Look through the data below and return each line where "OMPS" appears.

** Begin DATA PROVIDED **

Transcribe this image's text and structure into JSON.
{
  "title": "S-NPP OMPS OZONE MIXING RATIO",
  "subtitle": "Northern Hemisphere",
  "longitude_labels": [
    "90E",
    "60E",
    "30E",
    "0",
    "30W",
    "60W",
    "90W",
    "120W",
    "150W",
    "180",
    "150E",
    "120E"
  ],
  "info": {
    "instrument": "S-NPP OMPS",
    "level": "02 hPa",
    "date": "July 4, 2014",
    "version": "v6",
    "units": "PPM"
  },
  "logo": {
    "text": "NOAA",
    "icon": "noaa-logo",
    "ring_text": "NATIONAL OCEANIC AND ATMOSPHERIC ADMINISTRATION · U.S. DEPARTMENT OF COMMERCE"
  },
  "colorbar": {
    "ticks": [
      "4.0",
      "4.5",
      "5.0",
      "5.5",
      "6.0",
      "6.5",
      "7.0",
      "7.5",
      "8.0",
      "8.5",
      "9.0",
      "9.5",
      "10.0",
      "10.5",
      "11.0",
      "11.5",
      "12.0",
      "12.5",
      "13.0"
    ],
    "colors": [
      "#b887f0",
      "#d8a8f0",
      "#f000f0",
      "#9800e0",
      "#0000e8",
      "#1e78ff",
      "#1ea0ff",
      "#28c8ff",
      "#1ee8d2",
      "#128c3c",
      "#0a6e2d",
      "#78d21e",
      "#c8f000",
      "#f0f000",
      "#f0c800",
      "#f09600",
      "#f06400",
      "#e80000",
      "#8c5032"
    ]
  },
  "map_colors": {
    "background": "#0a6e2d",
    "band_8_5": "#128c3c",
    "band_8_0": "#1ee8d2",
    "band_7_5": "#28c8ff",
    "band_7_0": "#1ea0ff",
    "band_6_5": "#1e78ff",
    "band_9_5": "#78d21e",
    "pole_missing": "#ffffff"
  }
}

** End DATA PROVIDED **

- SOLVED EXERCISE -
  "title": "S-NPP OMPS OZONE MIXING RATIO",
    "instrument": "S-NPP OMPS",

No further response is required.